• MATERIALS PROVIDED:
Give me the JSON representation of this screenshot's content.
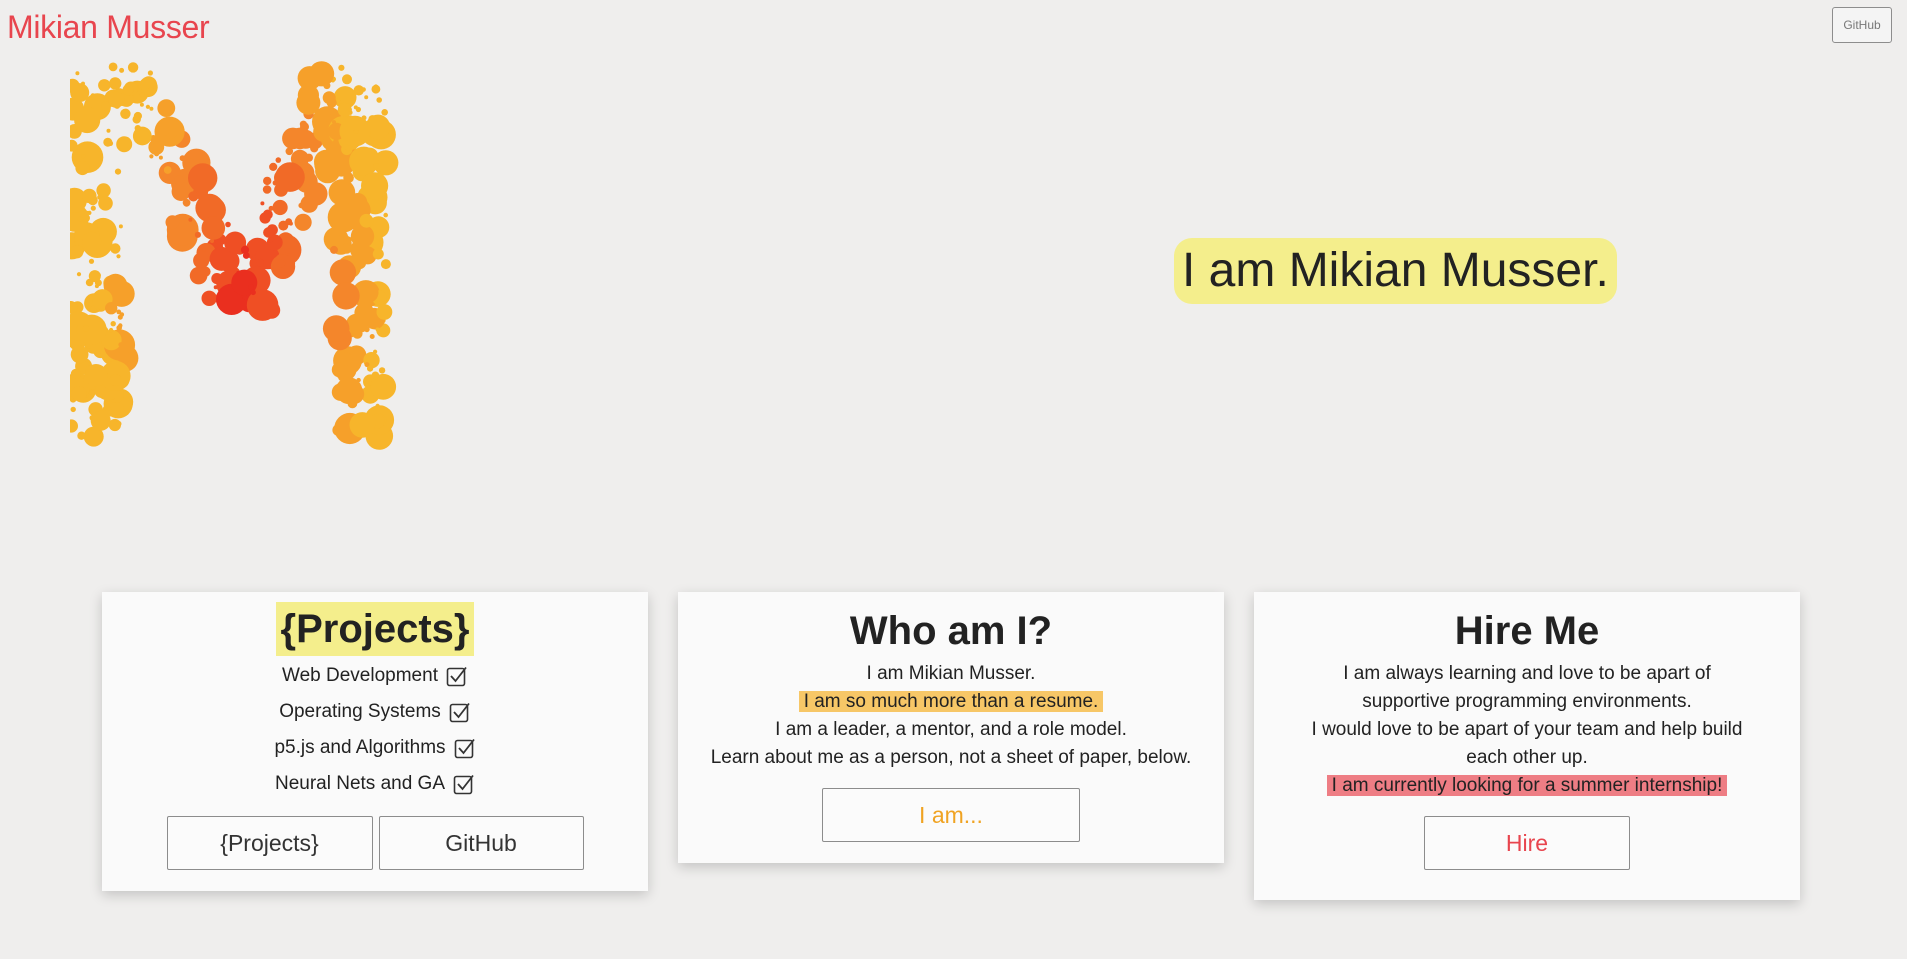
{
  "header": {
    "brand": "Mikian Musser",
    "github_button": "GitHub"
  },
  "hero": {
    "intro": "I am Mikian Musser."
  },
  "cards": {
    "projects": {
      "title": "{Projects}",
      "items": [
        {
          "label": "Web Development",
          "checked": true
        },
        {
          "label": "Operating Systems",
          "checked": true
        },
        {
          "label": "p5.js and Algorithms",
          "checked": true
        },
        {
          "label": "Neural Nets and GA",
          "checked": true
        }
      ],
      "projects_button": "{Projects}",
      "github_button": "GitHub"
    },
    "who": {
      "title": "Who am I?",
      "line1": "I am Mikian Musser.",
      "line2": "I am so much more than a resume.",
      "line3": "I am a leader, a mentor, and a role model.",
      "line4": "Learn about me as a person, not a sheet of paper, below.",
      "button": "I am..."
    },
    "hire": {
      "title": "Hire Me",
      "line1": "I am always learning and love to be apart of supportive programming environments.",
      "line2": "I would love to be apart of your team and help build each other up.",
      "line3": "I am currently looking for a summer internship!",
      "button": "Hire"
    }
  },
  "colors": {
    "brand": "#e8454e",
    "intro_highlight": "#f4ee8c",
    "projects_highlight": "#f4ee8c",
    "resume_highlight": "#f7c767",
    "internship_highlight": "#ee7d84",
    "who_button_text": "#f0a322",
    "hire_button_text": "#e8454e"
  },
  "icons": {
    "checkbox": "checked-box-icon"
  }
}
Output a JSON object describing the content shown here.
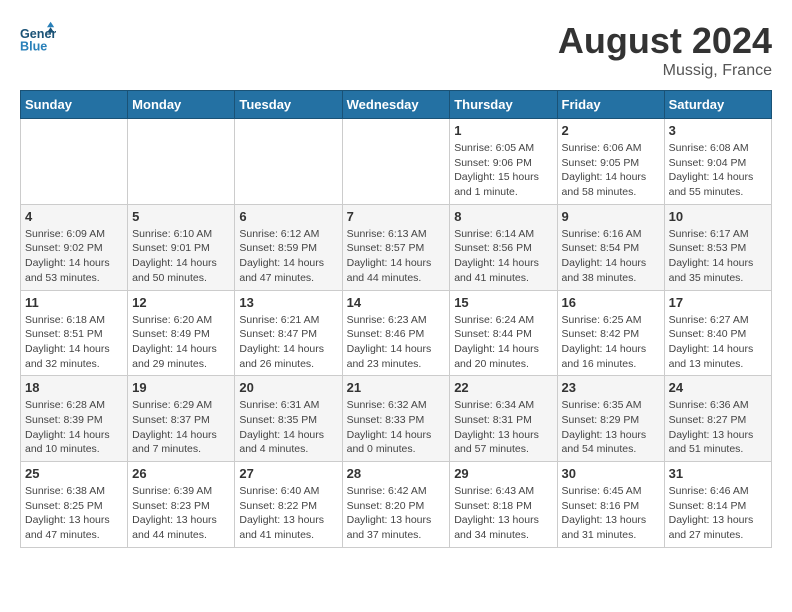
{
  "header": {
    "logo_line1": "General",
    "logo_line2": "Blue",
    "month_title": "August 2024",
    "location": "Mussig, France"
  },
  "days_of_week": [
    "Sunday",
    "Monday",
    "Tuesday",
    "Wednesday",
    "Thursday",
    "Friday",
    "Saturday"
  ],
  "weeks": [
    {
      "days": [
        {
          "num": "",
          "info": ""
        },
        {
          "num": "",
          "info": ""
        },
        {
          "num": "",
          "info": ""
        },
        {
          "num": "",
          "info": ""
        },
        {
          "num": "1",
          "info": "Sunrise: 6:05 AM\nSunset: 9:06 PM\nDaylight: 15 hours and 1 minute."
        },
        {
          "num": "2",
          "info": "Sunrise: 6:06 AM\nSunset: 9:05 PM\nDaylight: 14 hours and 58 minutes."
        },
        {
          "num": "3",
          "info": "Sunrise: 6:08 AM\nSunset: 9:04 PM\nDaylight: 14 hours and 55 minutes."
        }
      ]
    },
    {
      "days": [
        {
          "num": "4",
          "info": "Sunrise: 6:09 AM\nSunset: 9:02 PM\nDaylight: 14 hours and 53 minutes."
        },
        {
          "num": "5",
          "info": "Sunrise: 6:10 AM\nSunset: 9:01 PM\nDaylight: 14 hours and 50 minutes."
        },
        {
          "num": "6",
          "info": "Sunrise: 6:12 AM\nSunset: 8:59 PM\nDaylight: 14 hours and 47 minutes."
        },
        {
          "num": "7",
          "info": "Sunrise: 6:13 AM\nSunset: 8:57 PM\nDaylight: 14 hours and 44 minutes."
        },
        {
          "num": "8",
          "info": "Sunrise: 6:14 AM\nSunset: 8:56 PM\nDaylight: 14 hours and 41 minutes."
        },
        {
          "num": "9",
          "info": "Sunrise: 6:16 AM\nSunset: 8:54 PM\nDaylight: 14 hours and 38 minutes."
        },
        {
          "num": "10",
          "info": "Sunrise: 6:17 AM\nSunset: 8:53 PM\nDaylight: 14 hours and 35 minutes."
        }
      ]
    },
    {
      "days": [
        {
          "num": "11",
          "info": "Sunrise: 6:18 AM\nSunset: 8:51 PM\nDaylight: 14 hours and 32 minutes."
        },
        {
          "num": "12",
          "info": "Sunrise: 6:20 AM\nSunset: 8:49 PM\nDaylight: 14 hours and 29 minutes."
        },
        {
          "num": "13",
          "info": "Sunrise: 6:21 AM\nSunset: 8:47 PM\nDaylight: 14 hours and 26 minutes."
        },
        {
          "num": "14",
          "info": "Sunrise: 6:23 AM\nSunset: 8:46 PM\nDaylight: 14 hours and 23 minutes."
        },
        {
          "num": "15",
          "info": "Sunrise: 6:24 AM\nSunset: 8:44 PM\nDaylight: 14 hours and 20 minutes."
        },
        {
          "num": "16",
          "info": "Sunrise: 6:25 AM\nSunset: 8:42 PM\nDaylight: 14 hours and 16 minutes."
        },
        {
          "num": "17",
          "info": "Sunrise: 6:27 AM\nSunset: 8:40 PM\nDaylight: 14 hours and 13 minutes."
        }
      ]
    },
    {
      "days": [
        {
          "num": "18",
          "info": "Sunrise: 6:28 AM\nSunset: 8:39 PM\nDaylight: 14 hours and 10 minutes."
        },
        {
          "num": "19",
          "info": "Sunrise: 6:29 AM\nSunset: 8:37 PM\nDaylight: 14 hours and 7 minutes."
        },
        {
          "num": "20",
          "info": "Sunrise: 6:31 AM\nSunset: 8:35 PM\nDaylight: 14 hours and 4 minutes."
        },
        {
          "num": "21",
          "info": "Sunrise: 6:32 AM\nSunset: 8:33 PM\nDaylight: 14 hours and 0 minutes."
        },
        {
          "num": "22",
          "info": "Sunrise: 6:34 AM\nSunset: 8:31 PM\nDaylight: 13 hours and 57 minutes."
        },
        {
          "num": "23",
          "info": "Sunrise: 6:35 AM\nSunset: 8:29 PM\nDaylight: 13 hours and 54 minutes."
        },
        {
          "num": "24",
          "info": "Sunrise: 6:36 AM\nSunset: 8:27 PM\nDaylight: 13 hours and 51 minutes."
        }
      ]
    },
    {
      "days": [
        {
          "num": "25",
          "info": "Sunrise: 6:38 AM\nSunset: 8:25 PM\nDaylight: 13 hours and 47 minutes."
        },
        {
          "num": "26",
          "info": "Sunrise: 6:39 AM\nSunset: 8:23 PM\nDaylight: 13 hours and 44 minutes."
        },
        {
          "num": "27",
          "info": "Sunrise: 6:40 AM\nSunset: 8:22 PM\nDaylight: 13 hours and 41 minutes."
        },
        {
          "num": "28",
          "info": "Sunrise: 6:42 AM\nSunset: 8:20 PM\nDaylight: 13 hours and 37 minutes."
        },
        {
          "num": "29",
          "info": "Sunrise: 6:43 AM\nSunset: 8:18 PM\nDaylight: 13 hours and 34 minutes."
        },
        {
          "num": "30",
          "info": "Sunrise: 6:45 AM\nSunset: 8:16 PM\nDaylight: 13 hours and 31 minutes."
        },
        {
          "num": "31",
          "info": "Sunrise: 6:46 AM\nSunset: 8:14 PM\nDaylight: 13 hours and 27 minutes."
        }
      ]
    }
  ]
}
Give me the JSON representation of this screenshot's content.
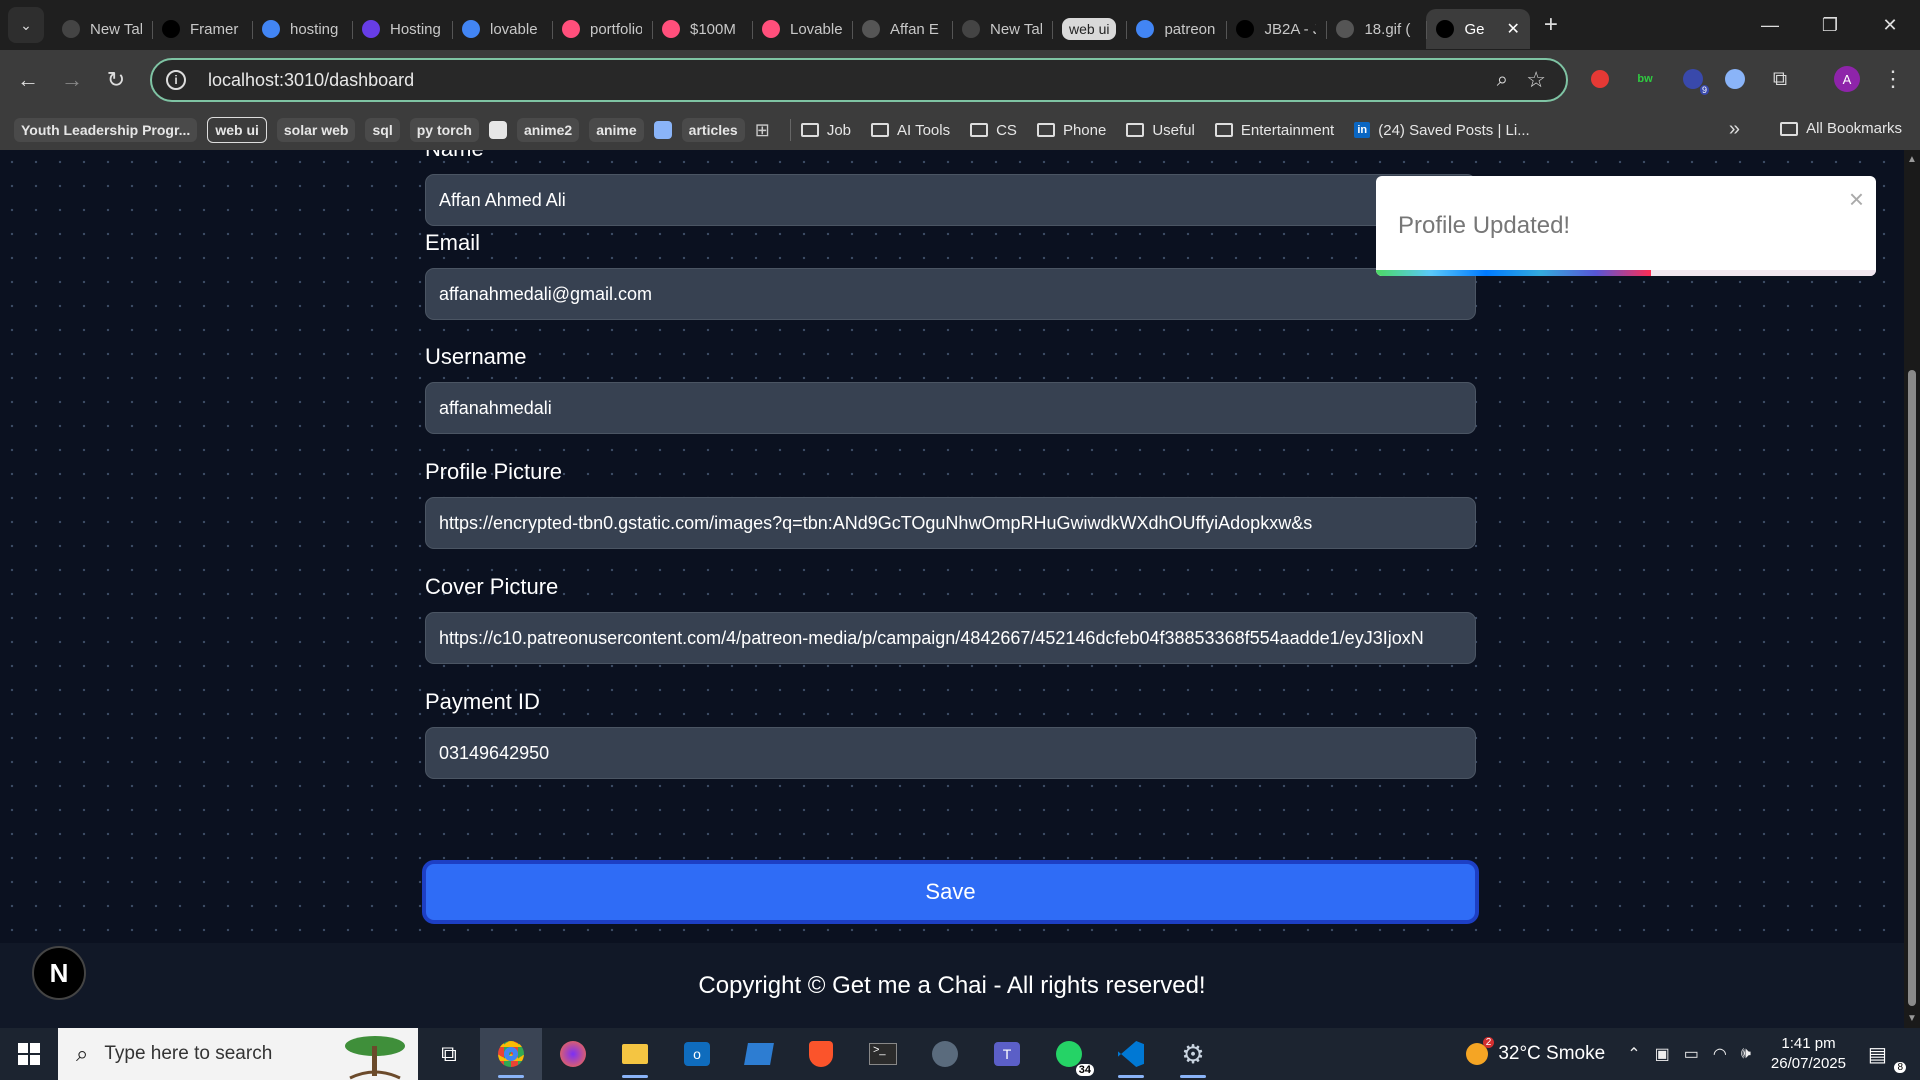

• WRITTEN TASK: Repeat the entries exactly. Pictures are excluded from the copy.

• EXERCISE RESPONSE:
Give me the JSON representation of this screenshot's content.
{
  "header": {
    "brand": "Mikian Musser",
    "github_button": "GitHub"
  },
  "hero": {
    "intro": "I am Mikian Musser."
  },
  "cards": {
    "projects": {
      "title": "{Projects}",
      "items": [
        {
          "label": "Web Development",
          "checked": true
        },
        {
          "label": "Operating Systems",
          "checked": true
        },
        {
          "label": "p5.js and Algorithms",
          "checked": true
        },
        {
          "label": "Neural Nets and GA",
          "checked": true
        }
      ],
      "projects_button": "{Projects}",
      "github_button": "GitHub"
    },
    "who": {
      "title": "Who am I?",
      "line1": "I am Mikian Musser.",
      "line2": "I am so much more than a resume.",
      "line3": "I am a leader, a mentor, and a role model.",
      "line4": "Learn about me as a person, not a sheet of paper, below.",
      "button": "I am..."
    },
    "hire": {
      "title": "Hire Me",
      "line1": "I am always learning and love to be apart of supportive programming environments.",
      "line2": "I would love to be apart of your team and help build each other up.",
      "line3": "I am currently looking for a summer internship!",
      "button": "Hire"
    }
  },
  "colors": {
    "brand": "#e8454e",
    "intro_highlight": "#f4ee8c",
    "projects_highlight": "#f4ee8c",
    "resume_highlight": "#f7c767",
    "internship_highlight": "#ee7d84",
    "who_button_text": "#f0a322",
    "hire_button_text": "#e8454e"
  },
  "icons": {
    "checkbox": "checked-box-icon"
  }
}
Output a JSON object describing the content shown here.
{
  "header": {
    "logo_line1": "General",
    "logo_line2": "Blue",
    "month_title": "August 2024",
    "location": "Mussig, France"
  },
  "days_of_week": [
    "Sunday",
    "Monday",
    "Tuesday",
    "Wednesday",
    "Thursday",
    "Friday",
    "Saturday"
  ],
  "weeks": [
    {
      "days": [
        {
          "num": "",
          "info": ""
        },
        {
          "num": "",
          "info": ""
        },
        {
          "num": "",
          "info": ""
        },
        {
          "num": "",
          "info": ""
        },
        {
          "num": "1",
          "info": "Sunrise: 6:05 AM\nSunset: 9:06 PM\nDaylight: 15 hours and 1 minute."
        },
        {
          "num": "2",
          "info": "Sunrise: 6:06 AM\nSunset: 9:05 PM\nDaylight: 14 hours and 58 minutes."
        },
        {
          "num": "3",
          "info": "Sunrise: 6:08 AM\nSunset: 9:04 PM\nDaylight: 14 hours and 55 minutes."
        }
      ]
    },
    {
      "days": [
        {
          "num": "4",
          "info": "Sunrise: 6:09 AM\nSunset: 9:02 PM\nDaylight: 14 hours and 53 minutes."
        },
        {
          "num": "5",
          "info": "Sunrise: 6:10 AM\nSunset: 9:01 PM\nDaylight: 14 hours and 50 minutes."
        },
        {
          "num": "6",
          "info": "Sunrise: 6:12 AM\nSunset: 8:59 PM\nDaylight: 14 hours and 47 minutes."
        },
        {
          "num": "7",
          "info": "Sunrise: 6:13 AM\nSunset: 8:57 PM\nDaylight: 14 hours and 44 minutes."
        },
        {
          "num": "8",
          "info": "Sunrise: 6:14 AM\nSunset: 8:56 PM\nDaylight: 14 hours and 41 minutes."
        },
        {
          "num": "9",
          "info": "Sunrise: 6:16 AM\nSunset: 8:54 PM\nDaylight: 14 hours and 38 minutes."
        },
        {
          "num": "10",
          "info": "Sunrise: 6:17 AM\nSunset: 8:53 PM\nDaylight: 14 hours and 35 minutes."
        }
      ]
    },
    {
      "days": [
        {
          "num": "11",
          "info": "Sunrise: 6:18 AM\nSunset: 8:51 PM\nDaylight: 14 hours and 32 minutes."
        },
        {
          "num": "12",
          "info": "Sunrise: 6:20 AM\nSunset: 8:49 PM\nDaylight: 14 hours and 29 minutes."
        },
        {
          "num": "13",
          "info": "Sunrise: 6:21 AM\nSunset: 8:47 PM\nDaylight: 14 hours and 26 minutes."
        },
        {
          "num": "14",
          "info": "Sunrise: 6:23 AM\nSunset: 8:46 PM\nDaylight: 14 hours and 23 minutes."
        },
        {
          "num": "15",
          "info": "Sunrise: 6:24 AM\nSunset: 8:44 PM\nDaylight: 14 hours and 20 minutes."
        },
        {
          "num": "16",
          "info": "Sunrise: 6:25 AM\nSunset: 8:42 PM\nDaylight: 14 hours and 16 minutes."
        },
        {
          "num": "17",
          "info": "Sunrise: 6:27 AM\nSunset: 8:40 PM\nDaylight: 14 hours and 13 minutes."
        }
      ]
    },
    {
      "days": [
        {
          "num": "18",
          "info": "Sunrise: 6:28 AM\nSunset: 8:39 PM\nDaylight: 14 hours and 10 minutes."
        },
        {
          "num": "19",
          "info": "Sunrise: 6:29 AM\nSunset: 8:37 PM\nDaylight: 14 hours and 7 minutes."
        },
        {
          "num": "20",
          "info": "Sunrise: 6:31 AM\nSunset: 8:35 PM\nDaylight: 14 hours and 4 minutes."
        },
        {
          "num": "21",
          "info": "Sunrise: 6:32 AM\nSunset: 8:33 PM\nDaylight: 14 hours and 0 minutes."
        },
        {
          "num": "22",
          "info": "Sunrise: 6:34 AM\nSunset: 8:31 PM\nDaylight: 13 hours and 57 minutes."
        },
        {
          "num": "23",
          "info": "Sunrise: 6:35 AM\nSunset: 8:29 PM\nDaylight: 13 hours and 54 minutes."
        },
        {
          "num": "24",
          "info": "Sunrise: 6:36 AM\nSunset: 8:27 PM\nDaylight: 13 hours and 51 minutes."
        }
      ]
    },
    {
      "days": [
        {
          "num": "25",
          "info": "Sunrise: 6:38 AM\nSunset: 8:25 PM\nDaylight: 13 hours and 47 minutes."
        },
        {
          "num": "26",
          "info": "Sunrise: 6:39 AM\nSunset: 8:23 PM\nDaylight: 13 hours and 44 minutes."
        },
        {
          "num": "27",
          "info": "Sunrise: 6:40 AM\nSunset: 8:22 PM\nDaylight: 13 hours and 41 minutes."
        },
        {
          "num": "28",
          "info": "Sunrise: 6:42 AM\nSunset: 8:20 PM\nDaylight: 13 hours and 37 minutes."
        },
        {
          "num": "29",
          "info": "Sunrise: 6:43 AM\nSunset: 8:18 PM\nDaylight: 13 hours and 34 minutes."
        },
        {
          "num": "30",
          "info": "Sunrise: 6:45 AM\nSunset: 8:16 PM\nDaylight: 13 hours and 31 minutes."
        },
        {
          "num": "31",
          "info": "Sunrise: 6:46 AM\nSunset: 8:14 PM\nDaylight: 13 hours and 27 minutes."
        }
      ]
    }
  ]
}
Give me the JSON representation of this screenshot's content.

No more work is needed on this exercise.